> **What you need to do**
Set down each line of the material that follows, exactly, with no pictures.
───── Records supplied
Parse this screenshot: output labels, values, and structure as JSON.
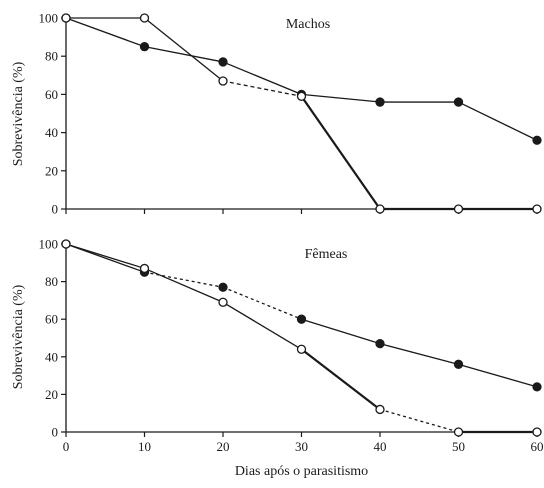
{
  "chart_data": [
    {
      "type": "line",
      "title": "Machos",
      "xlabel": "",
      "ylabel": "Sobrevivência (%)",
      "x": [
        0,
        10,
        20,
        30,
        40,
        50,
        60
      ],
      "xticks": [
        "0",
        "10",
        "20",
        "30",
        "40",
        "50",
        "60"
      ],
      "xlim": [
        0,
        60
      ],
      "ylim": [
        0,
        100
      ],
      "yticks": [
        "0",
        "20",
        "40",
        "60",
        "80",
        "100"
      ],
      "grid": false,
      "series": [
        {
          "marker": "filled-circle",
          "color": "#1a1a1a",
          "values": [
            100,
            85,
            77,
            60,
            56,
            56,
            36
          ]
        },
        {
          "marker": "open-circle",
          "color": "#1a1a1a",
          "values": [
            100,
            100,
            67,
            59,
            0,
            0,
            0
          ]
        }
      ]
    },
    {
      "type": "line",
      "title": "Fêmeas",
      "xlabel": "Dias após o parasitismo",
      "ylabel": "Sobrevivência (%)",
      "x": [
        0,
        10,
        20,
        30,
        40,
        50,
        60
      ],
      "xticks": [
        "0",
        "10",
        "20",
        "30",
        "40",
        "50",
        "60"
      ],
      "xlim": [
        0,
        60
      ],
      "ylim": [
        0,
        100
      ],
      "yticks": [
        "0",
        "20",
        "40",
        "60",
        "80",
        "100"
      ],
      "grid": false,
      "series": [
        {
          "marker": "filled-circle",
          "color": "#1a1a1a",
          "values": [
            100,
            85,
            77,
            60,
            47,
            36,
            24
          ]
        },
        {
          "marker": "open-circle",
          "color": "#1a1a1a",
          "values": [
            100,
            87,
            69,
            44,
            12,
            0,
            0
          ]
        }
      ]
    }
  ]
}
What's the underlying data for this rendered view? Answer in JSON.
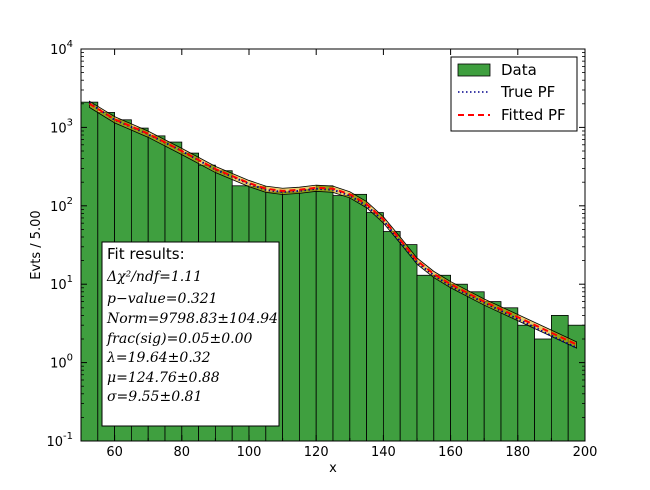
──────────
> **Worked solution**
Parse this screenshot: output labels, values, and structure as JSON.
{
  "chart_data": [
    {
      "type": "line",
      "title": "Machos",
      "xlabel": "",
      "ylabel": "Sobrevivência (%)",
      "x": [
        0,
        10,
        20,
        30,
        40,
        50,
        60
      ],
      "xticks": [
        "0",
        "10",
        "20",
        "30",
        "40",
        "50",
        "60"
      ],
      "xlim": [
        0,
        60
      ],
      "ylim": [
        0,
        100
      ],
      "yticks": [
        "0",
        "20",
        "40",
        "60",
        "80",
        "100"
      ],
      "grid": false,
      "series": [
        {
          "marker": "filled-circle",
          "color": "#1a1a1a",
          "values": [
            100,
            85,
            77,
            60,
            56,
            56,
            36
          ]
        },
        {
          "marker": "open-circle",
          "color": "#1a1a1a",
          "values": [
            100,
            100,
            67,
            59,
            0,
            0,
            0
          ]
        }
      ]
    },
    {
      "type": "line",
      "title": "Fêmeas",
      "xlabel": "Dias após o parasitismo",
      "ylabel": "Sobrevivência (%)",
      "x": [
        0,
        10,
        20,
        30,
        40,
        50,
        60
      ],
      "xticks": [
        "0",
        "10",
        "20",
        "30",
        "40",
        "50",
        "60"
      ],
      "xlim": [
        0,
        60
      ],
      "ylim": [
        0,
        100
      ],
      "yticks": [
        "0",
        "20",
        "40",
        "60",
        "80",
        "100"
      ],
      "grid": false,
      "series": [
        {
          "marker": "filled-circle",
          "color": "#1a1a1a",
          "values": [
            100,
            85,
            77,
            60,
            47,
            36,
            24
          ]
        },
        {
          "marker": "open-circle",
          "color": "#1a1a1a",
          "values": [
            100,
            87,
            69,
            44,
            12,
            0,
            0
          ]
        }
      ]
    }
  ]
}
What's the underlying data for this rendered view? Answer in JSON.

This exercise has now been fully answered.